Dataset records
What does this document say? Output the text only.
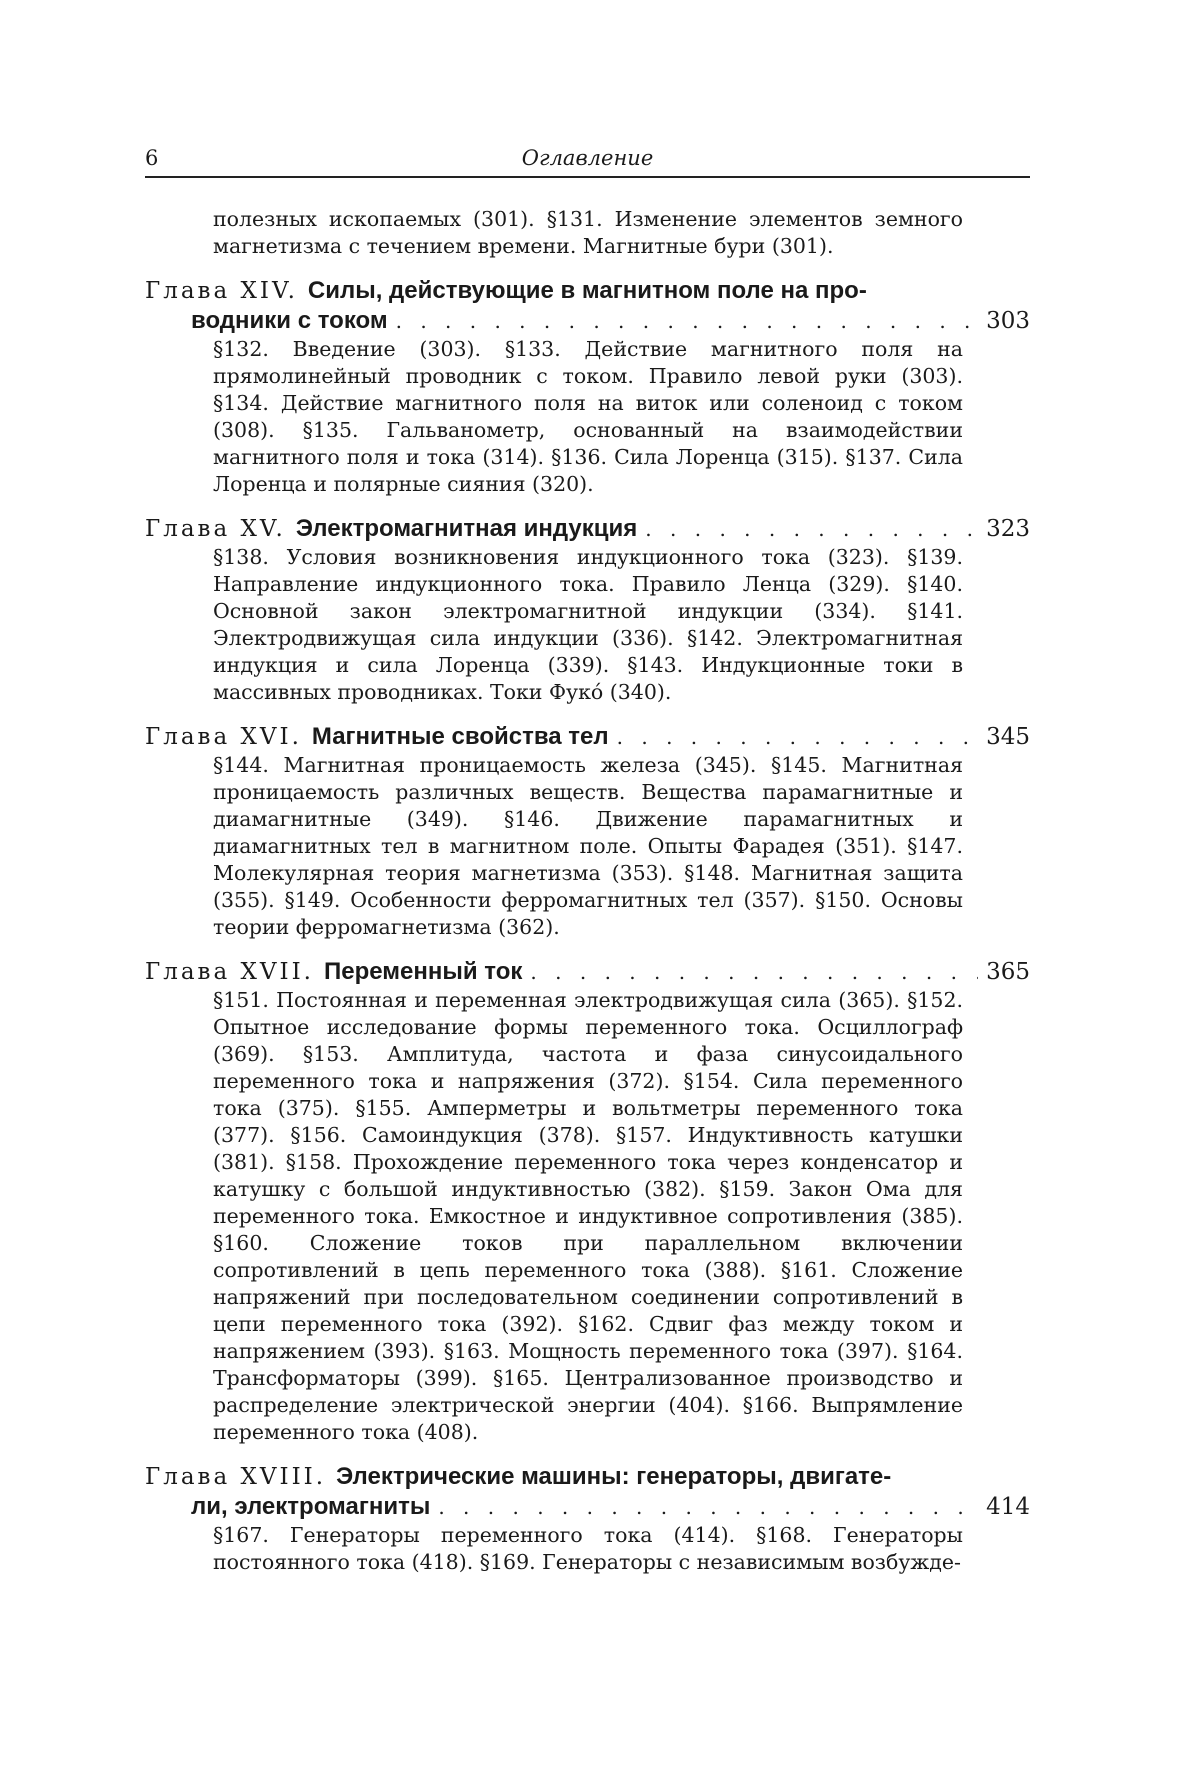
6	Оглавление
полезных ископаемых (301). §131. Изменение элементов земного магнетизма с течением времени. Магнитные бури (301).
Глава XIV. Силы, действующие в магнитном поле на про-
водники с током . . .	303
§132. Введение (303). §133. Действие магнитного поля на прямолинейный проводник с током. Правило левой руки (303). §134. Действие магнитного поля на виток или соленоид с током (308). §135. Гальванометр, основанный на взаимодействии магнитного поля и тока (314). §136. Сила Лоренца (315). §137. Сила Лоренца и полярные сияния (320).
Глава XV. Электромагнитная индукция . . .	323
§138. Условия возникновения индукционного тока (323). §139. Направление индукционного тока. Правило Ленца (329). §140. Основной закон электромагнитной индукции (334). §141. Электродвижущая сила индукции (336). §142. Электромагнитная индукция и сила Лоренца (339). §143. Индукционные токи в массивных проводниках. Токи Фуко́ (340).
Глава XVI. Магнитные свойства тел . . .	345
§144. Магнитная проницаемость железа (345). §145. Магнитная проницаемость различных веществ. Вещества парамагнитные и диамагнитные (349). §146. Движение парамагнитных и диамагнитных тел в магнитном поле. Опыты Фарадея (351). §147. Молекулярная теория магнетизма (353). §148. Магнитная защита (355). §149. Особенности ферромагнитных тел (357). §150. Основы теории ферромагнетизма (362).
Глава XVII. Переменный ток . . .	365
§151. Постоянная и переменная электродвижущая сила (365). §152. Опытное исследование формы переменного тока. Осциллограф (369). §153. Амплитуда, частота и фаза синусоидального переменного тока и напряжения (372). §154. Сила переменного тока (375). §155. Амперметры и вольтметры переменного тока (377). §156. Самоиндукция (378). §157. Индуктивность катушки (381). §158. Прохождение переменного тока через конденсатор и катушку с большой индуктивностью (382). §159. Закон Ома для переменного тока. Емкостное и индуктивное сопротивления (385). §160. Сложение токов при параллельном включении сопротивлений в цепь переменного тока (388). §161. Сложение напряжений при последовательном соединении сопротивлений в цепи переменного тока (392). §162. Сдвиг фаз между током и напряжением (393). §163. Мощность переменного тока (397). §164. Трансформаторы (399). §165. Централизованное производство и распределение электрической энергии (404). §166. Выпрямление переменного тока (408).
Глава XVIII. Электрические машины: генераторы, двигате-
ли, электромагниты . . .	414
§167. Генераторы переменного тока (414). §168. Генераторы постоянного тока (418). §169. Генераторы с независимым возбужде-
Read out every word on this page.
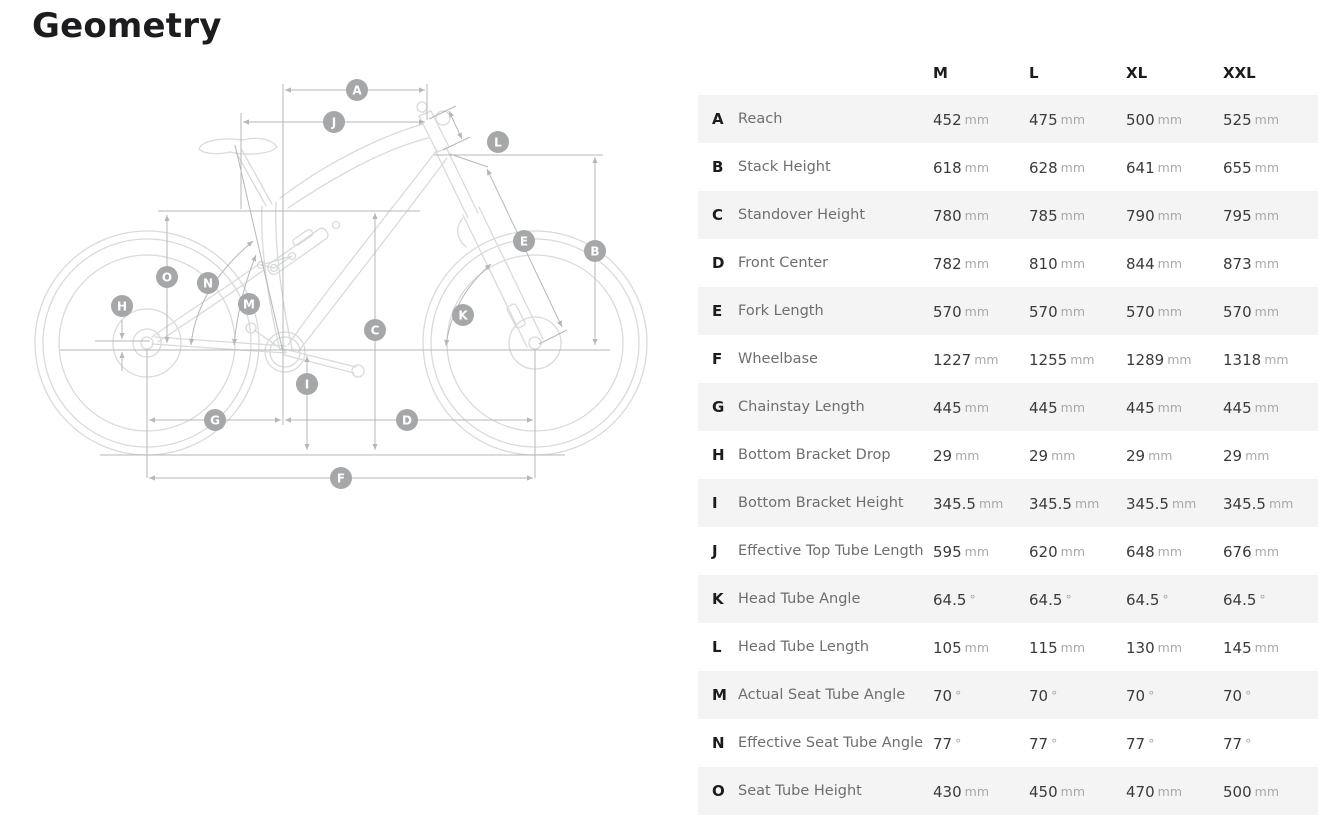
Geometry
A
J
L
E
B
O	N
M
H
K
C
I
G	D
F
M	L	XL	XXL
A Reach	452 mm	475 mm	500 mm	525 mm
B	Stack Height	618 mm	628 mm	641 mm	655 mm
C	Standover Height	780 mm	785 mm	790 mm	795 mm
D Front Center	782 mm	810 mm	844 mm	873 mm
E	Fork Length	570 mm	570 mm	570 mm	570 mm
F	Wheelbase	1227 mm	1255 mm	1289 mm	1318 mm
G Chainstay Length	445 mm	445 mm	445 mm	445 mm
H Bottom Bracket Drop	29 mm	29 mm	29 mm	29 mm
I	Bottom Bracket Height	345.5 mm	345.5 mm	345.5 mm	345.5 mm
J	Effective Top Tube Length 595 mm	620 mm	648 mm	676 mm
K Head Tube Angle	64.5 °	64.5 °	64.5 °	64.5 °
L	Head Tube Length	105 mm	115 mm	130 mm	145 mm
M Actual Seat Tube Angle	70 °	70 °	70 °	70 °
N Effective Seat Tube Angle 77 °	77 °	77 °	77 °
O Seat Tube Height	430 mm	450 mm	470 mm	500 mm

#### PROBLEM TO WORK ON:
Tell how many lines in the material contain the word "Length". Only the number is wanted.

#### REPLY TO THE TASK:
4